■ TASK OBJECTIVE: Copy each line below exactly and leave the pictures out.

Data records
+++

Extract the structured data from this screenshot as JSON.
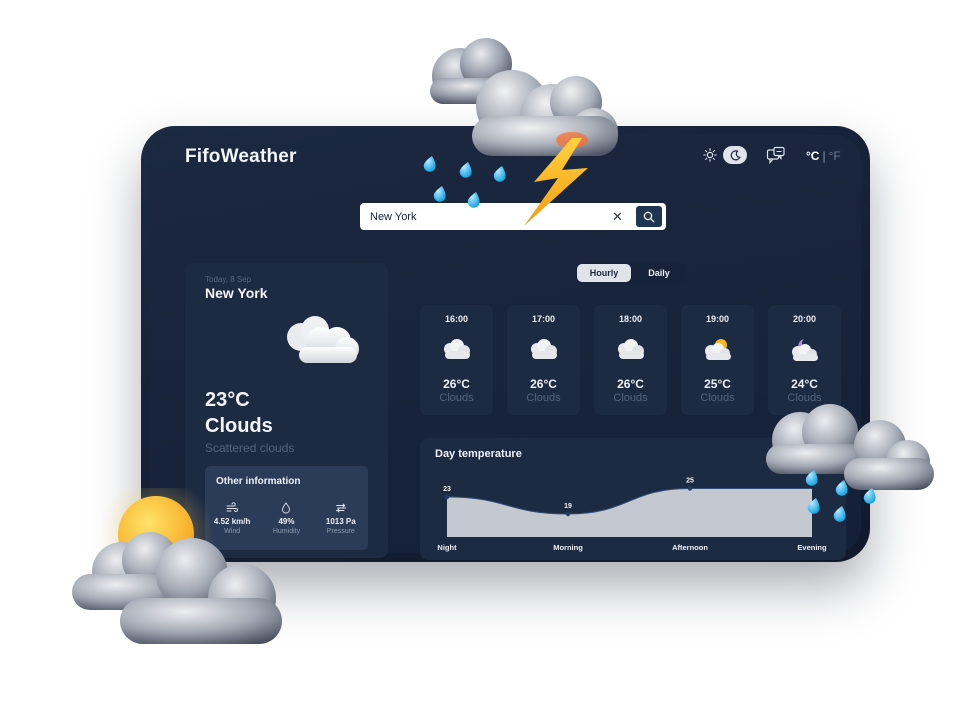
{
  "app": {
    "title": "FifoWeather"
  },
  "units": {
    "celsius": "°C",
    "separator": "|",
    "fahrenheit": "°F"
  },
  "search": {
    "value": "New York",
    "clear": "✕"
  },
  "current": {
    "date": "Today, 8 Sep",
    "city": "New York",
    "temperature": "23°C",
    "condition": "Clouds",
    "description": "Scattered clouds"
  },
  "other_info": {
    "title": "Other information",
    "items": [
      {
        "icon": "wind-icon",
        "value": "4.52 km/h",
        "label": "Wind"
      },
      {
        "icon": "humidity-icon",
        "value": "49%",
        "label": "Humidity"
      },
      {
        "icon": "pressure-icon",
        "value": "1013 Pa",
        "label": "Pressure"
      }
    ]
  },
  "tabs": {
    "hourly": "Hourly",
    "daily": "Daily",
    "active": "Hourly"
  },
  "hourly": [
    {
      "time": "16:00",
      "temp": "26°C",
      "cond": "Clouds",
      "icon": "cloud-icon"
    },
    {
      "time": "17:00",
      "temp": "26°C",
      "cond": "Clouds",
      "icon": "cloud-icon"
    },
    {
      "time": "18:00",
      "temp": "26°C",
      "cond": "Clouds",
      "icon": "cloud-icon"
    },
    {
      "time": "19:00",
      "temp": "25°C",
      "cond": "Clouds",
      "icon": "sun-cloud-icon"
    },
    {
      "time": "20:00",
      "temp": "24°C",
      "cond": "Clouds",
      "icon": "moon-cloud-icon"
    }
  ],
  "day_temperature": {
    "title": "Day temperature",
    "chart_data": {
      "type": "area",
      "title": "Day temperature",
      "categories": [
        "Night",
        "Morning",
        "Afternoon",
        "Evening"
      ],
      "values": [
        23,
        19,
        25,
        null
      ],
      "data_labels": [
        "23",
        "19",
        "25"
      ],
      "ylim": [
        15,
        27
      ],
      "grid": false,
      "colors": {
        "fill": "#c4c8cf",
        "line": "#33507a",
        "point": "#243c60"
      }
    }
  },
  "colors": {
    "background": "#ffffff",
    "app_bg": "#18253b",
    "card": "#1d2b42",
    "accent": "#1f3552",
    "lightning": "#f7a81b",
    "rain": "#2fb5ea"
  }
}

+++

■ ANSWER IN FULL:
Extract the structured data from this screenshot as JSON.
{
  "app": {
    "title": "FifoWeather"
  },
  "units": {
    "celsius": "°C",
    "separator": "|",
    "fahrenheit": "°F"
  },
  "search": {
    "value": "New York",
    "clear": "✕"
  },
  "current": {
    "date": "Today, 8 Sep",
    "city": "New York",
    "temperature": "23°C",
    "condition": "Clouds",
    "description": "Scattered clouds"
  },
  "other_info": {
    "title": "Other information",
    "items": [
      {
        "icon": "wind-icon",
        "value": "4.52 km/h",
        "label": "Wind"
      },
      {
        "icon": "humidity-icon",
        "value": "49%",
        "label": "Humidity"
      },
      {
        "icon": "pressure-icon",
        "value": "1013 Pa",
        "label": "Pressure"
      }
    ]
  },
  "tabs": {
    "hourly": "Hourly",
    "daily": "Daily",
    "active": "Hourly"
  },
  "hourly": [
    {
      "time": "16:00",
      "temp": "26°C",
      "cond": "Clouds",
      "icon": "cloud-icon"
    },
    {
      "time": "17:00",
      "temp": "26°C",
      "cond": "Clouds",
      "icon": "cloud-icon"
    },
    {
      "time": "18:00",
      "temp": "26°C",
      "cond": "Clouds",
      "icon": "cloud-icon"
    },
    {
      "time": "19:00",
      "temp": "25°C",
      "cond": "Clouds",
      "icon": "sun-cloud-icon"
    },
    {
      "time": "20:00",
      "temp": "24°C",
      "cond": "Clouds",
      "icon": "moon-cloud-icon"
    }
  ],
  "day_temperature": {
    "title": "Day temperature",
    "chart_data": {
      "type": "area",
      "title": "Day temperature",
      "categories": [
        "Night",
        "Morning",
        "Afternoon",
        "Evening"
      ],
      "values": [
        23,
        19,
        25,
        null
      ],
      "data_labels": [
        "23",
        "19",
        "25"
      ],
      "ylim": [
        15,
        27
      ],
      "grid": false,
      "colors": {
        "fill": "#c4c8cf",
        "line": "#33507a",
        "point": "#243c60"
      }
    }
  },
  "colors": {
    "background": "#ffffff",
    "app_bg": "#18253b",
    "card": "#1d2b42",
    "accent": "#1f3552",
    "lightning": "#f7a81b",
    "rain": "#2fb5ea"
  }
}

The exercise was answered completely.